[What this task involves] Restate the whole listing word for word. Pictures are left out.

[Data records]
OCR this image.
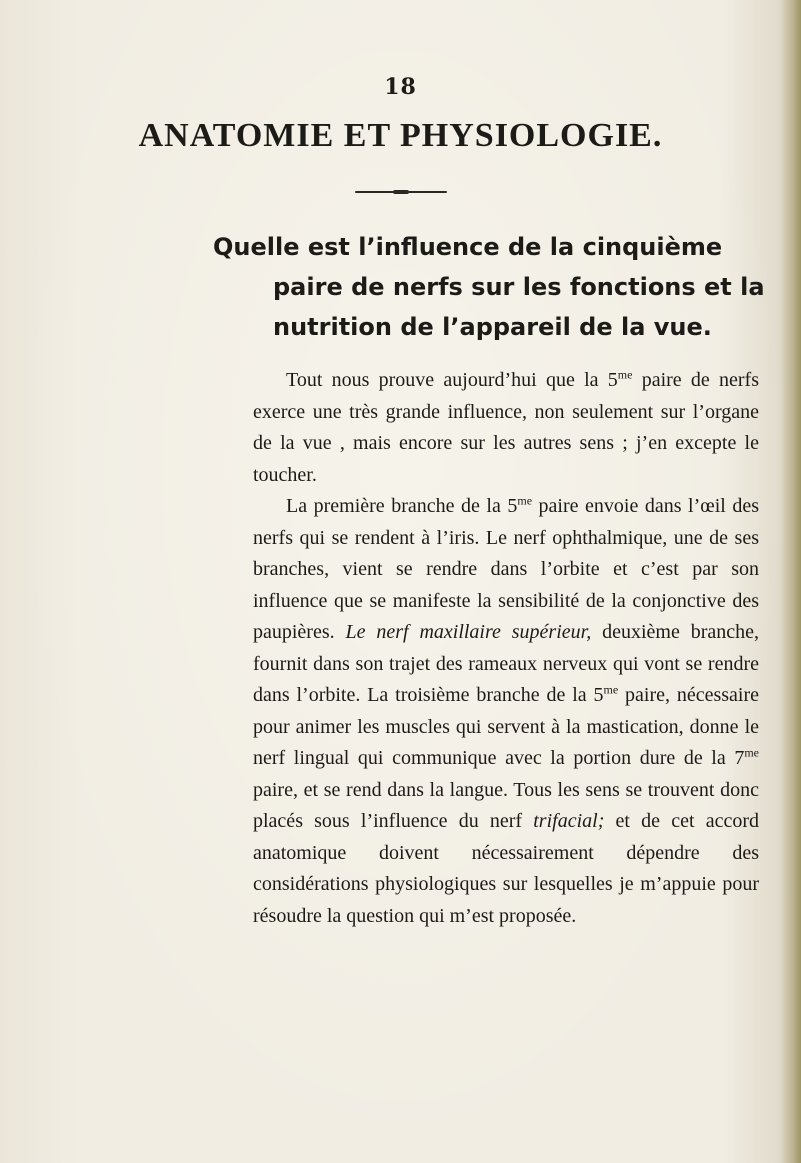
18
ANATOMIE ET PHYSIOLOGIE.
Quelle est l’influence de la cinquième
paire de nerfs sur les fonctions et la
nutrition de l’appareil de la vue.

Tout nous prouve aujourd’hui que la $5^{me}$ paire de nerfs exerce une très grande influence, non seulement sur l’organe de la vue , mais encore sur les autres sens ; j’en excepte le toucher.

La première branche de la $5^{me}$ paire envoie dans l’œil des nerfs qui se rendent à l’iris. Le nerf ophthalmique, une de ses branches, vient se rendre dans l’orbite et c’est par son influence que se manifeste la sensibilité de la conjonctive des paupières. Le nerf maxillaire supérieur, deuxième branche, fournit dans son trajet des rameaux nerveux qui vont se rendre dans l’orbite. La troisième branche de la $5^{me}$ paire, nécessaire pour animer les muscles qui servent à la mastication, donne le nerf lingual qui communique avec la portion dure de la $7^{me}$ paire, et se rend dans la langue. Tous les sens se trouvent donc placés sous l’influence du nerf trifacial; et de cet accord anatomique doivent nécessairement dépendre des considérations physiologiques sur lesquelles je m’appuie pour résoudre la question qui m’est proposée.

[Result]
OCR this image.
18
ANATOMIE ET PHYSIOLOGIE.
Quelle est l’influence de la cinquième
paire de nerfs sur les fonctions et la
nutrition de l’appareil de la vue.

Tout nous prouve aujourd’hui que la $5^{me}$ paire de nerfs exerce une très grande influence, non seulement sur l’organe de la vue , mais encore sur les autres sens ; j’en excepte le toucher.

La première branche de la $5^{me}$ paire envoie dans l’œil des nerfs qui se rendent à l’iris. Le nerf ophthalmique, une de ses branches, vient se rendre dans l’orbite et c’est par son influence que se manifeste la sensibilité de la conjonctive des paupières. Le nerf maxillaire supérieur, deuxième branche, fournit dans son trajet des rameaux nerveux qui vont se rendre dans l’orbite. La troisième branche de la $5^{me}$ paire, nécessaire pour animer les muscles qui servent à la mastication, donne le nerf lingual qui communique avec la portion dure de la $7^{me}$ paire, et se rend dans la langue. Tous les sens se trouvent donc placés sous l’influence du nerf trifacial; et de cet accord anatomique doivent nécessairement dépendre des considérations physiologiques sur lesquelles je m’appuie pour résoudre la question qui m’est proposée.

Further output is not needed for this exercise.